(Exercise objective) Retype exactly the lines from the line with "OCR this image." to the end of the data, keeping both boundary lines.

(Dataset records)
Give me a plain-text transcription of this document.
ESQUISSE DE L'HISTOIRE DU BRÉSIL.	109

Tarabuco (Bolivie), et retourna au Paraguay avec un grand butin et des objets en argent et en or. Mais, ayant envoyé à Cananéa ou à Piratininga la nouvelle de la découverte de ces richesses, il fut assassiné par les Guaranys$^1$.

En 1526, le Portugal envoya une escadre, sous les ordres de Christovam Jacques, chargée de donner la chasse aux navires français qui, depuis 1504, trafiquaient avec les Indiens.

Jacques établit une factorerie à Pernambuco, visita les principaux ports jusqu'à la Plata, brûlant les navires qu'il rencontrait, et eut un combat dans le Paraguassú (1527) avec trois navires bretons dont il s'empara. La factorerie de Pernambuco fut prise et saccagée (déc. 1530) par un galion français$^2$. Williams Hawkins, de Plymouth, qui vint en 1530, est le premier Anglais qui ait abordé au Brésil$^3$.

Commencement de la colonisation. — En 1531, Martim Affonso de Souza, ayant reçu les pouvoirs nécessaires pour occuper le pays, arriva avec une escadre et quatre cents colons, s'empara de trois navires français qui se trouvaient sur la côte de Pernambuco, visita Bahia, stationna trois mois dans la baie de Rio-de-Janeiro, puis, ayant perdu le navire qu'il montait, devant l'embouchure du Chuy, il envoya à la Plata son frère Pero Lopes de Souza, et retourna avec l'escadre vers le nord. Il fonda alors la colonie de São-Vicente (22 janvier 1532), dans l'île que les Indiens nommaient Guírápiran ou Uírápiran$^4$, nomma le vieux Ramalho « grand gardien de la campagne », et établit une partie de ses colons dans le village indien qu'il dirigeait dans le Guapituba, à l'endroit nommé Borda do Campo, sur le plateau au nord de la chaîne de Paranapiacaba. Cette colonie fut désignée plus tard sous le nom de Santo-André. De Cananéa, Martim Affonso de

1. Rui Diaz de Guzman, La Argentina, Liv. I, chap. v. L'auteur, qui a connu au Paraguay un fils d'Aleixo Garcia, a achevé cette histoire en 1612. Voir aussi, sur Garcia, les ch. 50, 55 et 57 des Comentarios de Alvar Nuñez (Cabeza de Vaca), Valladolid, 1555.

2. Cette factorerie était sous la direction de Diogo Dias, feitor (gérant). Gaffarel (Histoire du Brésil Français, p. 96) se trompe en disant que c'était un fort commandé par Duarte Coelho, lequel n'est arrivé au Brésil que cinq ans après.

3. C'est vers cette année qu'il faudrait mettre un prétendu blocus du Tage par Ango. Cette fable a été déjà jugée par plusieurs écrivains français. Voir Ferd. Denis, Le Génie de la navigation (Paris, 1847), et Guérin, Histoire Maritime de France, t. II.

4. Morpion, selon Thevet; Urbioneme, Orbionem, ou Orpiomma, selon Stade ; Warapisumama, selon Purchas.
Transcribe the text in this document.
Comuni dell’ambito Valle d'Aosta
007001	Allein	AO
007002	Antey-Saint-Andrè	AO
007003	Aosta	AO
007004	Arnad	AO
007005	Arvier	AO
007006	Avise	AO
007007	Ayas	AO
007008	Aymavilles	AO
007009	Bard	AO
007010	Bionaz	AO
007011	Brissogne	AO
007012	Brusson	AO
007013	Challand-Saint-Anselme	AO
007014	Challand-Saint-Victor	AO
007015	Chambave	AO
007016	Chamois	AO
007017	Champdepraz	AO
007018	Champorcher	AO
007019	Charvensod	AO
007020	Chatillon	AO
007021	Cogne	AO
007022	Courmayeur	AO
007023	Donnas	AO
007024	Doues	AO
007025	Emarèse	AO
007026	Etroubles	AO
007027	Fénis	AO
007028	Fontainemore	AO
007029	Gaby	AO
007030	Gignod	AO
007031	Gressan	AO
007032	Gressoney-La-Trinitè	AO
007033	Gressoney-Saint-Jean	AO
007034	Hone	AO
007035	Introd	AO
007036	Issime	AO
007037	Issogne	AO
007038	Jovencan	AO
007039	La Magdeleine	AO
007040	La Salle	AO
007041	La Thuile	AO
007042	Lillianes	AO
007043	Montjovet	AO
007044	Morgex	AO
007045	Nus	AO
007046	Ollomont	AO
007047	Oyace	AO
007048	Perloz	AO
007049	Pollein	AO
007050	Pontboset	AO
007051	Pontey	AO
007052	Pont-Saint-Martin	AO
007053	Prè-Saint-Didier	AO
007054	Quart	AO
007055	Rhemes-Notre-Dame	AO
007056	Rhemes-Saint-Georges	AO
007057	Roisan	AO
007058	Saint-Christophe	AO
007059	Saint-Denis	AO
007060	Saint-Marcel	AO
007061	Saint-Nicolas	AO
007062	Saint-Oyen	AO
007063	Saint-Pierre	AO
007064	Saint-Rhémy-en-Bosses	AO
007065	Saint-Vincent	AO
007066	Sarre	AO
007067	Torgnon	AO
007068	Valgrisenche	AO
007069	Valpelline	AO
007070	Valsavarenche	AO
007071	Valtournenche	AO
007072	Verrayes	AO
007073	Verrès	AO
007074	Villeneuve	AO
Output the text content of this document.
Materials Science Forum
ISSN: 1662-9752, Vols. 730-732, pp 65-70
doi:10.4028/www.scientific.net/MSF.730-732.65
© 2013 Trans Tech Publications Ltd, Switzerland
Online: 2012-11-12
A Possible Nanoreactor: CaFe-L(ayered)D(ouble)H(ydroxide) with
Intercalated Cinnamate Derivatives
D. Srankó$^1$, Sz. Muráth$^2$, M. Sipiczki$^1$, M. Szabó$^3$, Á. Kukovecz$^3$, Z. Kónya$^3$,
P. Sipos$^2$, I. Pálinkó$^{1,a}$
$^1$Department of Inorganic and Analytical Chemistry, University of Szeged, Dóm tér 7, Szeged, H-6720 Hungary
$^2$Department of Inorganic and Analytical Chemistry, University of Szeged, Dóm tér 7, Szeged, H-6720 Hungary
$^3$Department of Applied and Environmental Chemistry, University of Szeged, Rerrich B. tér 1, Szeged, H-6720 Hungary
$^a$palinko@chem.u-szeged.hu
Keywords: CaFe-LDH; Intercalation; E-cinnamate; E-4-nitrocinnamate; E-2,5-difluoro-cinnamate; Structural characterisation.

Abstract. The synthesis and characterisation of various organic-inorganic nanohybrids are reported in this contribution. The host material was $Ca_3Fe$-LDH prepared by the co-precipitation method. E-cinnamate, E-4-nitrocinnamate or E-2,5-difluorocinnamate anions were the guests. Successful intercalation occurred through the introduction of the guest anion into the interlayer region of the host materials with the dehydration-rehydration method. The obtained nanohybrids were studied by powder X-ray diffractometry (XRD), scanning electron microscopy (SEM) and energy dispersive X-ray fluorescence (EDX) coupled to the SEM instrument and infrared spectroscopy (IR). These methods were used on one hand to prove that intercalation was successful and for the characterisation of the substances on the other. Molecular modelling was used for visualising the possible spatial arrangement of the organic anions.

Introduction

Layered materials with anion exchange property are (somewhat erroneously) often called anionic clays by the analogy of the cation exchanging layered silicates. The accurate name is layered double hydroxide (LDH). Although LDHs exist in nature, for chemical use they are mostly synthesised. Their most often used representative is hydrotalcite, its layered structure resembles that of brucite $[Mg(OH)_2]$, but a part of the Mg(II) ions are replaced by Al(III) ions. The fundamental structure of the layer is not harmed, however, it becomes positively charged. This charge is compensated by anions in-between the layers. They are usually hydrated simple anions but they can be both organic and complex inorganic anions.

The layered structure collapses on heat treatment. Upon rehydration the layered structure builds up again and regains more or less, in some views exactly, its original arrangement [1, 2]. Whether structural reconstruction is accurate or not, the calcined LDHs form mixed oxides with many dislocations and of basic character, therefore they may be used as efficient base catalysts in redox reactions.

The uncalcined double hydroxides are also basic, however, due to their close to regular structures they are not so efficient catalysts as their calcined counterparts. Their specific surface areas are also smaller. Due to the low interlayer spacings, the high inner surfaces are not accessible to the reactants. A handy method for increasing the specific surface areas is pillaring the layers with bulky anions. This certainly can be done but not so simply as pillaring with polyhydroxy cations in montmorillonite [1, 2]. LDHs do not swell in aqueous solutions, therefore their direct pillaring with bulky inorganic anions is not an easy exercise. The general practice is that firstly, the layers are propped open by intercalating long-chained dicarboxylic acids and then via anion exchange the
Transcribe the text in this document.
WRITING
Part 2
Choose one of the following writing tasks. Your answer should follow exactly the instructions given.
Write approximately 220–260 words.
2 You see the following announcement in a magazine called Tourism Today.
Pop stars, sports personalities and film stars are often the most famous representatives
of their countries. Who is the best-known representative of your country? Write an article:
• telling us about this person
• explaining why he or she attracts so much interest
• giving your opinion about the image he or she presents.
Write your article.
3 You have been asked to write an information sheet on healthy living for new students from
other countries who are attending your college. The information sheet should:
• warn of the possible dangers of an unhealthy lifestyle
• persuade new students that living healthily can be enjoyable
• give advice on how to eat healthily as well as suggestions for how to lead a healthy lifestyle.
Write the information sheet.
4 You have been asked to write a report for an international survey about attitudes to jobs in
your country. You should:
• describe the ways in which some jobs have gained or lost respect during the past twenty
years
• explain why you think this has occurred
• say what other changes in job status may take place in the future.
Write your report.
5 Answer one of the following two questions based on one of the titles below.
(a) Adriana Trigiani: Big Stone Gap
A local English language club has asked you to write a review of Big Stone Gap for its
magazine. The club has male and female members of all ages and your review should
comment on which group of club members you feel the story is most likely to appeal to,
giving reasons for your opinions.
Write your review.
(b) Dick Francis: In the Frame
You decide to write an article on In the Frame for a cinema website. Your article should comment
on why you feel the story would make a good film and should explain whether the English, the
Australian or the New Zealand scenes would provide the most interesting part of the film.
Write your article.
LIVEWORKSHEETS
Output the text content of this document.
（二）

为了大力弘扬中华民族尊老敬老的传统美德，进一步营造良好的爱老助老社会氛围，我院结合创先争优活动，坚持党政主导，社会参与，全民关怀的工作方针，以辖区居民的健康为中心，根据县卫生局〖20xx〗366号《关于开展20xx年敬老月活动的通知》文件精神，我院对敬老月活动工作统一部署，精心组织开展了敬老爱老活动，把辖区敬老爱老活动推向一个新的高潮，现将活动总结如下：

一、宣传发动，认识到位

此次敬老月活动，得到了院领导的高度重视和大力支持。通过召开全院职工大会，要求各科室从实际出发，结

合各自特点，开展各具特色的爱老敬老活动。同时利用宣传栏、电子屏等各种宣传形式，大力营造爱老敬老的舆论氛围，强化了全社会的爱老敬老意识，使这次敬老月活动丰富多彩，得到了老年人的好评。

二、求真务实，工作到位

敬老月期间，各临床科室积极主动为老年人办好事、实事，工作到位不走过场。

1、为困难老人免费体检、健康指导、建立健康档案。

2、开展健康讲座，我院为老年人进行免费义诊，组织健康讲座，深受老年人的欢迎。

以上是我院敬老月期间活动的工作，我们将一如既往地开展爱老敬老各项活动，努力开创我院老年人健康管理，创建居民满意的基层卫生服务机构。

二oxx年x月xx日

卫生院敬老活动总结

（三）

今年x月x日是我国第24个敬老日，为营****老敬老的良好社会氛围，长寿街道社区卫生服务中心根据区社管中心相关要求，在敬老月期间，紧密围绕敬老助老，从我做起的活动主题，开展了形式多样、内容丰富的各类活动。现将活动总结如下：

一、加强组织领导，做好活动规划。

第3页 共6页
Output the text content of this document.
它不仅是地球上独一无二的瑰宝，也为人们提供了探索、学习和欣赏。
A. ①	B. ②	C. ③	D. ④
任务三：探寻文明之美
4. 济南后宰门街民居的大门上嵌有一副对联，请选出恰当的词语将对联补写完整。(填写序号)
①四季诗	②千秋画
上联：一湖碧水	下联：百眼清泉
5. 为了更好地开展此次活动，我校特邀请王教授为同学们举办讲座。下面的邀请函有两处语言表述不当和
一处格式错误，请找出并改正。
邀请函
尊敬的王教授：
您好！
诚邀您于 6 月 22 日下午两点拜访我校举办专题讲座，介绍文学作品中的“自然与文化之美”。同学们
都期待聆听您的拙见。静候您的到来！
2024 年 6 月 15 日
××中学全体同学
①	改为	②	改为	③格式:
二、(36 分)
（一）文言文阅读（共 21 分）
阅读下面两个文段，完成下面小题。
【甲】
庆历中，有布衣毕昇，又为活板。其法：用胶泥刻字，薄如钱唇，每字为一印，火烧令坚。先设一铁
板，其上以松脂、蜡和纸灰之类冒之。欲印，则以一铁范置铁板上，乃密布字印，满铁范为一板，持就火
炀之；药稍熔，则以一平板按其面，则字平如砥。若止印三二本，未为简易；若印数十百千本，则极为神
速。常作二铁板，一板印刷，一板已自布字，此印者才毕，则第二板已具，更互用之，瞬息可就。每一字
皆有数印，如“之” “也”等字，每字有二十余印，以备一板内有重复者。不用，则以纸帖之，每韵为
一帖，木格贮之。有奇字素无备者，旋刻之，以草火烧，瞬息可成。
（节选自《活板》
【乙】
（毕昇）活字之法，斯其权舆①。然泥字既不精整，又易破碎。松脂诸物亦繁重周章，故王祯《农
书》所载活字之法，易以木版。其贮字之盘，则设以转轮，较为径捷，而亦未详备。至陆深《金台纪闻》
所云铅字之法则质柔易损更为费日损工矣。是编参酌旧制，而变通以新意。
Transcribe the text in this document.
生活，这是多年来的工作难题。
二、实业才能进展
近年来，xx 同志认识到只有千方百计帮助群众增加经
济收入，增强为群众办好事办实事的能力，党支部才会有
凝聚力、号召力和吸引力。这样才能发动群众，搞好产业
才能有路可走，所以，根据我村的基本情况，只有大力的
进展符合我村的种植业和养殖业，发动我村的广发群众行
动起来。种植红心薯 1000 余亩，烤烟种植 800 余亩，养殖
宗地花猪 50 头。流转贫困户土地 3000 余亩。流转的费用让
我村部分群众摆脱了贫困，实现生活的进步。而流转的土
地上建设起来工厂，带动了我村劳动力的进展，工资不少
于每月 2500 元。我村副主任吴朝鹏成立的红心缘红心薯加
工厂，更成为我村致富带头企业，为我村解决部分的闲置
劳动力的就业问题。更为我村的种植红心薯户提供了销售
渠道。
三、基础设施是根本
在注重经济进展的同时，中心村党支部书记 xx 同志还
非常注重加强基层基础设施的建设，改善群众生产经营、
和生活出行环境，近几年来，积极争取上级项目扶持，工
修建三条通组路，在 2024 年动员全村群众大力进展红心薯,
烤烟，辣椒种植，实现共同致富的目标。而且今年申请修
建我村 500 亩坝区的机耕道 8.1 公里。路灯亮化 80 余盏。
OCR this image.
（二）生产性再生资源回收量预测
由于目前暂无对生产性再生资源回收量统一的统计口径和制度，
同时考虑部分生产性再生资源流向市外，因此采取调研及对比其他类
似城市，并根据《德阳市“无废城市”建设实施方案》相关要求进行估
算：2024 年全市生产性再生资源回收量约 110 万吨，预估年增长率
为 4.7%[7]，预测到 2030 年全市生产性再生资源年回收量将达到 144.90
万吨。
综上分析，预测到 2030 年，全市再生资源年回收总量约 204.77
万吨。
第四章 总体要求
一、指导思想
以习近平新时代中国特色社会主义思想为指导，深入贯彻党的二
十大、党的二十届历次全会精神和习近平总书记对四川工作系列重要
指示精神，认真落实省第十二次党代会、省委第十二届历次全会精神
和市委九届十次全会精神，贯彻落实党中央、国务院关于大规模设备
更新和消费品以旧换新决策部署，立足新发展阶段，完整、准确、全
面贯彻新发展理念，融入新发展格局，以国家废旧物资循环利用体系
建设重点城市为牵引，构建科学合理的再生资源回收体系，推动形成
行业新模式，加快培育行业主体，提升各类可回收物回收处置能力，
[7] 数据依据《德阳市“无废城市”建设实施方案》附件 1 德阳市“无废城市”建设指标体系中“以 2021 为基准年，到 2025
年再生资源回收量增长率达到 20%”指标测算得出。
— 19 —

(Task answer)
OCR this image.
（二）生产性再生资源回收量预测
由于目前暂无对生产性再生资源回收量统一的统计口径和制度，
同时考虑部分生产性再生资源流向市外，因此采取调研及对比其他类
似城市，并根据《德阳市“无废城市”建设实施方案》相关要求进行估
算：2024 年全市生产性再生资源回收量约 110 万吨，预估年增长率
为 4.7%[7]，预测到 2030 年全市生产性再生资源年回收量将达到 144.90
万吨。
综上分析，预测到 2030 年，全市再生资源年回收总量约 204.77
万吨。
第四章 总体要求
一、指导思想
以习近平新时代中国特色社会主义思想为指导，深入贯彻党的二
十大、党的二十届历次全会精神和习近平总书记对四川工作系列重要
指示精神，认真落实省第十二次党代会、省委第十二届历次全会精神
和市委九届十次全会精神，贯彻落实党中央、国务院关于大规模设备
更新和消费品以旧换新决策部署，立足新发展阶段，完整、准确、全
面贯彻新发展理念，融入新发展格局，以国家废旧物资循环利用体系
建设重点城市为牵引，构建科学合理的再生资源回收体系，推动形成
行业新模式，加快培育行业主体，提升各类可回收物回收处置能力，
[7] 数据依据《德阳市“无废城市”建设实施方案》附件 1 德阳市“无废城市”建设指标体系中“以 2021 为基准年，到 2025
年再生资源回收量增长率达到 20%”指标测算得出。
— 19 —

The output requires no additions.